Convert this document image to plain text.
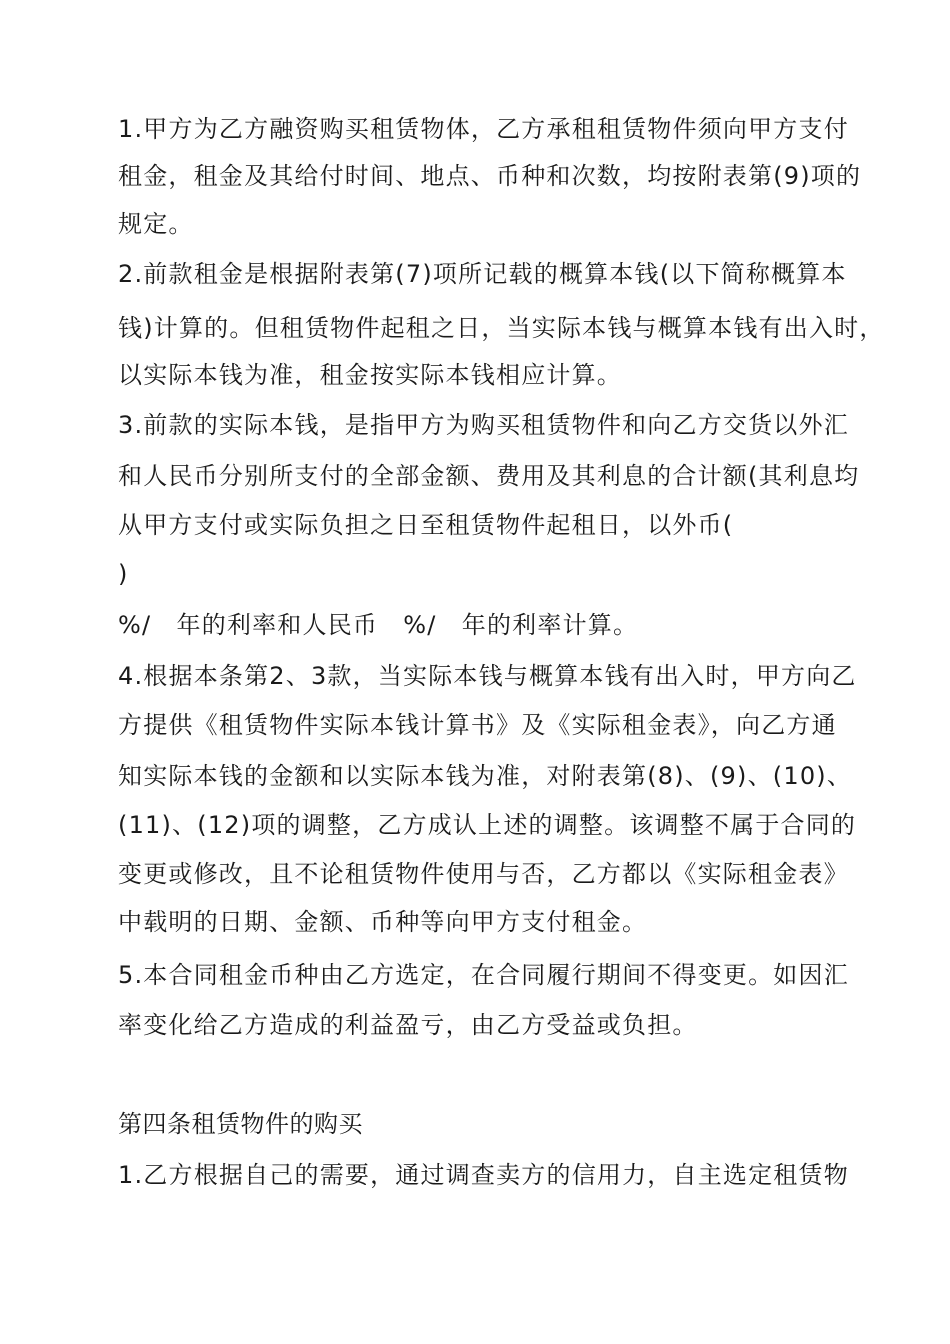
1.甲方为乙方融资购买租赁物体，乙方承租租赁物件须向甲方支付
租金，租金及其给付时间、地点、币种和次数，均按附表第(9)项的
规定。
2.前款租金是根据附表第(7)项所记载的概算本钱(以下简称概算本
钱)计算的。但租赁物件起租之日，当实际本钱与概算本钱有出入时，
以实际本钱为准，租金按实际本钱相应计算。
3.前款的实际本钱，是指甲方为购买租赁物件和向乙方交货以外汇
和人民币分别所支付的全部金额、费用及其利息的合计额(其利息均
从甲方支付或实际负担之日至租赁物件起租日，以外币(
)
%/　年的利率和人民币　%/　年的利率计算。
4.根据本条第2、3款，当实际本钱与概算本钱有出入时，甲方向乙
方提供《租赁物件实际本钱计算书》及《实际租金表》，向乙方通
知实际本钱的金额和以实际本钱为准，对附表第(8)、(9)、(10)、
(11)、(12)项的调整，乙方成认上述的调整。该调整不属于合同的
变更或修改，且不论租赁物件使用与否，乙方都以《实际租金表》
中载明的日期、金额、币种等向甲方支付租金。
5.本合同租金币种由乙方选定，在合同履行期间不得变更。如因汇
率变化给乙方造成的利益盈亏，由乙方受益或负担。
第四条租赁物件的购买
1.乙方根据自己的需要，通过调查卖方的信用力，自主选定租赁物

***

> [Exercise task]: Collect the lines of the records that include the string "实际租金表".

> [Expected answer]:
方提供《租赁物件实际本钱计算书》及《实际租金表》，向乙方通
变更或修改，且不论租赁物件使用与否，乙方都以《实际租金表》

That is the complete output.